## Exercise brief
The records below must be written out exactly, with every picture left behind.

## Data shown
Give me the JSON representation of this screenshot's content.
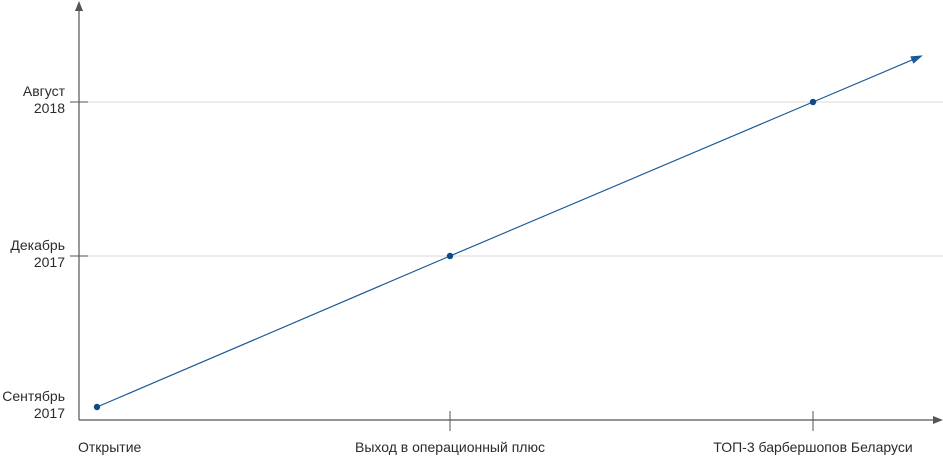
{
  "chart_data": {
    "type": "line",
    "title": "",
    "xlabel": "",
    "ylabel": "",
    "categories": [
      "Открытие",
      "Выход в операционный плюс",
      "ТОП-3 барбершопов Беларуси"
    ],
    "y_ticks": [
      {
        "line1": "Сентябрь",
        "line2": "2017"
      },
      {
        "line1": "Декабрь",
        "line2": "2017"
      },
      {
        "line1": "Август",
        "line2": "2018"
      }
    ],
    "series": [
      {
        "points": [
          {
            "x": "Открытие",
            "y": "Сентябрь 2017"
          },
          {
            "x": "Выход в операционный плюс",
            "y": "Декабрь 2017"
          },
          {
            "x": "ТОП-3 барбершопов Беларуси",
            "y": "Август 2018"
          }
        ]
      }
    ],
    "grid": {
      "horizontal": true,
      "vertical": false
    },
    "trend_arrow": true,
    "colors": {
      "line": "#1a5a96",
      "point": "#0d4a86",
      "axis": "#555555",
      "grid": "#d8d8d8"
    }
  }
}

## Solved exercise
Give me the JSON representation of this screenshot's content.
{
  "chart_data": {
    "type": "line",
    "title": "",
    "xlabel": "",
    "ylabel": "",
    "categories": [
      "Открытие",
      "Выход в операционный плюс",
      "ТОП-3 барбершопов Беларуси"
    ],
    "y_ticks": [
      {
        "line1": "Сентябрь",
        "line2": "2017"
      },
      {
        "line1": "Декабрь",
        "line2": "2017"
      },
      {
        "line1": "Август",
        "line2": "2018"
      }
    ],
    "series": [
      {
        "points": [
          {
            "x": "Открытие",
            "y": "Сентябрь 2017"
          },
          {
            "x": "Выход в операционный плюс",
            "y": "Декабрь 2017"
          },
          {
            "x": "ТОП-3 барбершопов Беларуси",
            "y": "Август 2018"
          }
        ]
      }
    ],
    "grid": {
      "horizontal": true,
      "vertical": false
    },
    "trend_arrow": true,
    "colors": {
      "line": "#1a5a96",
      "point": "#0d4a86",
      "axis": "#555555",
      "grid": "#d8d8d8"
    }
  }
}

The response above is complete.